(Dataset items)
****************
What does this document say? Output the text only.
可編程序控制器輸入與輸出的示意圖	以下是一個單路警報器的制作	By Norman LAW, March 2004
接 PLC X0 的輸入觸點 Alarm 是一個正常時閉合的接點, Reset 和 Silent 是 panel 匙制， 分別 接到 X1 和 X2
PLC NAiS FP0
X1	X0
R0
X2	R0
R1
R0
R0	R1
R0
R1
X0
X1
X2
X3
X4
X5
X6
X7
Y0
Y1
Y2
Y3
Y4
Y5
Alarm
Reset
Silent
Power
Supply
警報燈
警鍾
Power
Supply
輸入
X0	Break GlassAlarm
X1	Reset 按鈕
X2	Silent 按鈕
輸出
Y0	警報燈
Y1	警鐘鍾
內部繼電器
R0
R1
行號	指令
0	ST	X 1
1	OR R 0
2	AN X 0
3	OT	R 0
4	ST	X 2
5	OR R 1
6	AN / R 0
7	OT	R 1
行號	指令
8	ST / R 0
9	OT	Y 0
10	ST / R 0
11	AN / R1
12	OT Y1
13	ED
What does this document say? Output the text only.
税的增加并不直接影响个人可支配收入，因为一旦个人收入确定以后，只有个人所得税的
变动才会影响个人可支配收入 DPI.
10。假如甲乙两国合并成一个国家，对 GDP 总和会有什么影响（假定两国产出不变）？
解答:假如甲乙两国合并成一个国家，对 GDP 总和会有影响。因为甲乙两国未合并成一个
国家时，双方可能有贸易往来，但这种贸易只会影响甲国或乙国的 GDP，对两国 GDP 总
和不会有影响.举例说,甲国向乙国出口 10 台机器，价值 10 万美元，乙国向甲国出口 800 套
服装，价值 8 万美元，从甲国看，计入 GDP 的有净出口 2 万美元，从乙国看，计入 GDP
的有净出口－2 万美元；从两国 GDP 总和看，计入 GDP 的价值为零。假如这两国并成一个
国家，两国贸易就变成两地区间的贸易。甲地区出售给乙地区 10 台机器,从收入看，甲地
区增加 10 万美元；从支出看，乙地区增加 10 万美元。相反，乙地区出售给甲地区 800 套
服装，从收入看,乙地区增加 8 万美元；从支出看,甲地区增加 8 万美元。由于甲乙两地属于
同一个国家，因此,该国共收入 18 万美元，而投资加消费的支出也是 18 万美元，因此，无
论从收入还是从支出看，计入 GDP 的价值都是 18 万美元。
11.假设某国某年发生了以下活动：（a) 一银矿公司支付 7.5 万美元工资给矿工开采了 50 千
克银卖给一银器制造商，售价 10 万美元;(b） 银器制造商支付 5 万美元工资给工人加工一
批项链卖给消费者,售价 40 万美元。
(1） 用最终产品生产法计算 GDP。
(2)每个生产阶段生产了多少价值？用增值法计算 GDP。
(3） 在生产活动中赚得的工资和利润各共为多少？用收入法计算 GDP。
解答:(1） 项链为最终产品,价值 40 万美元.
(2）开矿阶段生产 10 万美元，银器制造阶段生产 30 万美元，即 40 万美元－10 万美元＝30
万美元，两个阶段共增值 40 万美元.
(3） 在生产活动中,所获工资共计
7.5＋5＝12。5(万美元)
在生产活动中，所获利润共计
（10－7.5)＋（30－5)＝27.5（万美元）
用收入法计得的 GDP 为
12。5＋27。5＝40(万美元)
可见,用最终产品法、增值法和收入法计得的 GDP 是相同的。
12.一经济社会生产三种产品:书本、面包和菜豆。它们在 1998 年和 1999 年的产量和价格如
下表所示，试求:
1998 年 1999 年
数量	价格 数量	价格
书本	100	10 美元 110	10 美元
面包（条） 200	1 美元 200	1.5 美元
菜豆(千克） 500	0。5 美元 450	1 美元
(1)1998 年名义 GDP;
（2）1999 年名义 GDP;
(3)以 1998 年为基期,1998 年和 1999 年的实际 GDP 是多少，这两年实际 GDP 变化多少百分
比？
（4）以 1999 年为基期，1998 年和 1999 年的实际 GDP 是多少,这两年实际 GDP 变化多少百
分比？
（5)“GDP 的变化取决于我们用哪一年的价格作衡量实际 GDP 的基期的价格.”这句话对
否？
****************
- [PROMPT] From the entries above, copy out every line where the string "乙地区增加" appears.

- [FULL OUTPUT]
区增加 10 万美元；从支出看，乙地区增加 10 万美元。相反，乙地区出售给甲地区 800 套
服装，从收入看,乙地区增加 8 万美元；从支出看,甲地区增加 8 万美元。由于甲乙两地属于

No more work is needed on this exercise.